[Extracted records]:
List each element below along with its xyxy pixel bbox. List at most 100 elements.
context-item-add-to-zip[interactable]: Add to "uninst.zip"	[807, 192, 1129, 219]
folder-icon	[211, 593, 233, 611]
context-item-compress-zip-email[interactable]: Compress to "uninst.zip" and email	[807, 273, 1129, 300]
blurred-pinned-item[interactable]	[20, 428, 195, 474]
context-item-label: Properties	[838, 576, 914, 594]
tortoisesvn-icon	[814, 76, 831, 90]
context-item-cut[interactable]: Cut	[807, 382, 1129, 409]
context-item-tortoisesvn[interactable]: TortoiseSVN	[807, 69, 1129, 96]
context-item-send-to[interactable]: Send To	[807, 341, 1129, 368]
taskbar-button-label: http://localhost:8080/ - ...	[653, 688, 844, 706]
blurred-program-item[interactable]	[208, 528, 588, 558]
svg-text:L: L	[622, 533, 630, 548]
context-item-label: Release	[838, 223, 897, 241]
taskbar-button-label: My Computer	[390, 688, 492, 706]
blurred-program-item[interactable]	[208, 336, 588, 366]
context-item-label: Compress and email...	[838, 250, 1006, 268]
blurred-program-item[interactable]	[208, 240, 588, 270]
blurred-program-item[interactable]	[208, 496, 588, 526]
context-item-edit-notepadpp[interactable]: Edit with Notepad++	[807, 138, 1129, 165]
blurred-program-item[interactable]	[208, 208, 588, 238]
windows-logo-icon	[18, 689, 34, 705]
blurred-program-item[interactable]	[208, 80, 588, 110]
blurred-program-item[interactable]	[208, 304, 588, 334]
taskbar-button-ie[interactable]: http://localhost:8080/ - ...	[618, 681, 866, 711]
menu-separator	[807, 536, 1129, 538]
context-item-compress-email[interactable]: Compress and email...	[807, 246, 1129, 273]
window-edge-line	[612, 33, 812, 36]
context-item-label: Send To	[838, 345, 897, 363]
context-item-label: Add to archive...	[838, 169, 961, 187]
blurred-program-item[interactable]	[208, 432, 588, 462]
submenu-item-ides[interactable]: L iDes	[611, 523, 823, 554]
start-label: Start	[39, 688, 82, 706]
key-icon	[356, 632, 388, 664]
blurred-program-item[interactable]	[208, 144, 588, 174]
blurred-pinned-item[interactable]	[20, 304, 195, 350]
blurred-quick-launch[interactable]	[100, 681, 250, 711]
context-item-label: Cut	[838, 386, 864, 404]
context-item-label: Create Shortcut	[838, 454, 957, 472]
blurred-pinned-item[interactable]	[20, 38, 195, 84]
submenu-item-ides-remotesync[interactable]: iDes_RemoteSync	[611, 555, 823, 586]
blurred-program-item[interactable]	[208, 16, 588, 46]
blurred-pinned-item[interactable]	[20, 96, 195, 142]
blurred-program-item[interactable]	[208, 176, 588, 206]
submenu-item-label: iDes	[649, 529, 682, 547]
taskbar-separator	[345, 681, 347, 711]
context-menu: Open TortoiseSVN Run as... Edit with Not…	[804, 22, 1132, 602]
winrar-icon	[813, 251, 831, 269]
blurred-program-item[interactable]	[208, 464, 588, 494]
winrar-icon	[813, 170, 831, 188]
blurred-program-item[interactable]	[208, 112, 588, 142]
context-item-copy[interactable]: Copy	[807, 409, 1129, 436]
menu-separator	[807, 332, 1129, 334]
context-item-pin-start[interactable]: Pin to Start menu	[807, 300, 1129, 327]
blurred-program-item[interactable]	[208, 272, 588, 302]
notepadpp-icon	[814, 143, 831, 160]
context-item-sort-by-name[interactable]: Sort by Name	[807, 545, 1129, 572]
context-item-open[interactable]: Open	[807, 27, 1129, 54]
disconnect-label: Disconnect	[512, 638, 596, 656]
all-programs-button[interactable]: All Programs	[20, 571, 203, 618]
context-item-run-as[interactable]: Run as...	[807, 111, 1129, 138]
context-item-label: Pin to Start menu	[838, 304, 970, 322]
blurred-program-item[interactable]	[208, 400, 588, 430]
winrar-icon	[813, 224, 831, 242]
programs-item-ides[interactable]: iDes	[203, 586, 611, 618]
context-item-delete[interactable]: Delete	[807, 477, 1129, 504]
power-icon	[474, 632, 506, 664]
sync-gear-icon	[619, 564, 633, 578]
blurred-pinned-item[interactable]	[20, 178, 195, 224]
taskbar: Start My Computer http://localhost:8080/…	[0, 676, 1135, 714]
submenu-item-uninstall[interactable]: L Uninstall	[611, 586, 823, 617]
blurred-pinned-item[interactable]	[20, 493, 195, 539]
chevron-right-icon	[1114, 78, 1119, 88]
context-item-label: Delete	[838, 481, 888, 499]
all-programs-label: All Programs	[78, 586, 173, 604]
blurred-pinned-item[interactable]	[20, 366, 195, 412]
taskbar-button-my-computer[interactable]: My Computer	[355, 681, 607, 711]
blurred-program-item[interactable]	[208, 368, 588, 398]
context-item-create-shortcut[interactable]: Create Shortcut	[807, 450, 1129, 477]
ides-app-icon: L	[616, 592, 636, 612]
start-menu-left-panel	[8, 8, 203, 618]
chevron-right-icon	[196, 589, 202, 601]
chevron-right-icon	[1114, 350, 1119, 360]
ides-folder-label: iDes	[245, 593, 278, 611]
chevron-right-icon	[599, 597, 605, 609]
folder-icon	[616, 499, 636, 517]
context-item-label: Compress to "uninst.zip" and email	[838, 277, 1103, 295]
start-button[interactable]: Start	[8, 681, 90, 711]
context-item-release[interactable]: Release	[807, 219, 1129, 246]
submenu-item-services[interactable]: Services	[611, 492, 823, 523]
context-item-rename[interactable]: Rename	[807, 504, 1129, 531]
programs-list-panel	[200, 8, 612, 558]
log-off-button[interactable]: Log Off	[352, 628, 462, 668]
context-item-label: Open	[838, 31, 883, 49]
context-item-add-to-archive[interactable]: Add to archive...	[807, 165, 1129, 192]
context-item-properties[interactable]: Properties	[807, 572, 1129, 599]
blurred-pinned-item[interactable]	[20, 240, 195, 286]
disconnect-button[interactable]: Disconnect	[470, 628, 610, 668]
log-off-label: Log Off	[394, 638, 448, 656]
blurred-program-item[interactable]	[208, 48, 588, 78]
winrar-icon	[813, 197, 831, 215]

[The request]:
Rewrite the listing above, replacing "Notepad++" with "Notepad2" and leaving everything else unchanged.

[Finished answer]:
List each element below along with its xyxy pixel bbox. List at most 100 elements.
context-item-add-to-zip[interactable]: Add to "uninst.zip"	[807, 192, 1129, 219]
folder-icon	[211, 593, 233, 611]
context-item-compress-zip-email[interactable]: Compress to "uninst.zip" and email	[807, 273, 1129, 300]
blurred-pinned-item[interactable]	[20, 428, 195, 474]
context-item-label: Properties	[838, 576, 914, 594]
tortoisesvn-icon	[814, 76, 831, 90]
context-item-cut[interactable]: Cut	[807, 382, 1129, 409]
context-item-tortoisesvn[interactable]: TortoiseSVN	[807, 69, 1129, 96]
context-item-send-to[interactable]: Send To	[807, 341, 1129, 368]
taskbar-button-label: http://localhost:8080/ - ...	[653, 688, 844, 706]
blurred-program-item[interactable]	[208, 528, 588, 558]
svg-text:L: L	[622, 533, 630, 548]
context-item-label: Release	[838, 223, 897, 241]
taskbar-button-label: My Computer	[390, 688, 492, 706]
blurred-program-item[interactable]	[208, 336, 588, 366]
context-item-label: Compress and email...	[838, 250, 1006, 268]
blurred-program-item[interactable]	[208, 240, 588, 270]
blurred-program-item[interactable]	[208, 496, 588, 526]
context-item-edit-notepadpp[interactable]: Edit with Notepad2	[807, 138, 1129, 165]
blurred-program-item[interactable]	[208, 208, 588, 238]
windows-logo-icon	[18, 689, 34, 705]
blurred-program-item[interactable]	[208, 80, 588, 110]
blurred-program-item[interactable]	[208, 304, 588, 334]
taskbar-button-ie[interactable]: http://localhost:8080/ - ...	[618, 681, 866, 711]
menu-separator	[807, 536, 1129, 538]
context-item-compress-email[interactable]: Compress and email...	[807, 246, 1129, 273]
window-edge-line	[612, 33, 812, 36]
context-item-label: Send To	[838, 345, 897, 363]
context-item-label: Add to archive...	[838, 169, 961, 187]
blurred-program-item[interactable]	[208, 432, 588, 462]
submenu-item-ides[interactable]: L iDes	[611, 523, 823, 554]
start-label: Start	[39, 688, 82, 706]
key-icon	[356, 632, 388, 664]
blurred-program-item[interactable]	[208, 144, 588, 174]
blurred-pinned-item[interactable]	[20, 304, 195, 350]
blurred-quick-launch[interactable]	[100, 681, 250, 711]
context-item-label: Cut	[838, 386, 864, 404]
context-item-label: Create Shortcut	[838, 454, 957, 472]
blurred-pinned-item[interactable]	[20, 38, 195, 84]
submenu-item-ides-remotesync[interactable]: iDes_RemoteSync	[611, 555, 823, 586]
blurred-program-item[interactable]	[208, 16, 588, 46]
blurred-pinned-item[interactable]	[20, 96, 195, 142]
blurred-program-item[interactable]	[208, 176, 588, 206]
submenu-item-label: iDes	[649, 529, 682, 547]
taskbar-separator	[345, 681, 347, 711]
context-menu: Open TortoiseSVN Run as... Edit with Not…	[804, 22, 1132, 602]
winrar-icon	[813, 251, 831, 269]
blurred-program-item[interactable]	[208, 464, 588, 494]
winrar-icon	[813, 170, 831, 188]
blurred-program-item[interactable]	[208, 112, 588, 142]
context-item-copy[interactable]: Copy	[807, 409, 1129, 436]
menu-separator	[807, 332, 1129, 334]
context-item-pin-start[interactable]: Pin to Start menu	[807, 300, 1129, 327]
blurred-program-item[interactable]	[208, 272, 588, 302]
notepadpp-icon	[814, 143, 831, 160]
context-item-sort-by-name[interactable]: Sort by Name	[807, 545, 1129, 572]
context-item-open[interactable]: Open	[807, 27, 1129, 54]
disconnect-label: Disconnect	[512, 638, 596, 656]
all-programs-button[interactable]: All Programs	[20, 571, 203, 618]
context-item-run-as[interactable]: Run as...	[807, 111, 1129, 138]
context-item-label: Pin to Start menu	[838, 304, 970, 322]
blurred-program-item[interactable]	[208, 400, 588, 430]
winrar-icon	[813, 224, 831, 242]
programs-item-ides[interactable]: iDes	[203, 586, 611, 618]
context-item-delete[interactable]: Delete	[807, 477, 1129, 504]
power-icon	[474, 632, 506, 664]
sync-gear-icon	[619, 564, 633, 578]
blurred-pinned-item[interactable]	[20, 178, 195, 224]
taskbar: Start My Computer http://localhost:8080/…	[0, 676, 1135, 714]
submenu-item-uninstall[interactable]: L Uninstall	[611, 586, 823, 617]
blurred-pinned-item[interactable]	[20, 493, 195, 539]
chevron-right-icon	[1114, 78, 1119, 88]
context-item-label: Delete	[838, 481, 888, 499]
all-programs-label: All Programs	[78, 586, 173, 604]
blurred-pinned-item[interactable]	[20, 366, 195, 412]
taskbar-button-my-computer[interactable]: My Computer	[355, 681, 607, 711]
blurred-program-item[interactable]	[208, 368, 588, 398]
context-item-create-shortcut[interactable]: Create Shortcut	[807, 450, 1129, 477]
ides-app-icon: L	[616, 592, 636, 612]
start-menu-left-panel	[8, 8, 203, 618]
chevron-right-icon	[196, 589, 202, 601]
chevron-right-icon	[1114, 350, 1119, 360]
ides-folder-label: iDes	[245, 593, 278, 611]
chevron-right-icon	[599, 597, 605, 609]
folder-icon	[616, 499, 636, 517]
context-item-label: Compress to "uninst.zip" and email	[838, 277, 1103, 295]
start-button[interactable]: Start	[8, 681, 90, 711]
context-item-release[interactable]: Release	[807, 219, 1129, 246]
submenu-item-services[interactable]: Services	[611, 492, 823, 523]
context-item-rename[interactable]: Rename	[807, 504, 1129, 531]
programs-list-panel	[200, 8, 612, 558]
log-off-button[interactable]: Log Off	[352, 628, 462, 668]
context-item-label: Open	[838, 31, 883, 49]
context-item-add-to-archive[interactable]: Add to archive...	[807, 165, 1129, 192]
context-item-properties[interactable]: Properties	[807, 572, 1129, 599]
blurred-pinned-item[interactable]	[20, 240, 195, 286]
disconnect-button[interactable]: Disconnect	[470, 628, 610, 668]
log-off-label: Log Off	[394, 638, 448, 656]
blurred-program-item[interactable]	[208, 48, 588, 78]
winrar-icon	[813, 197, 831, 215]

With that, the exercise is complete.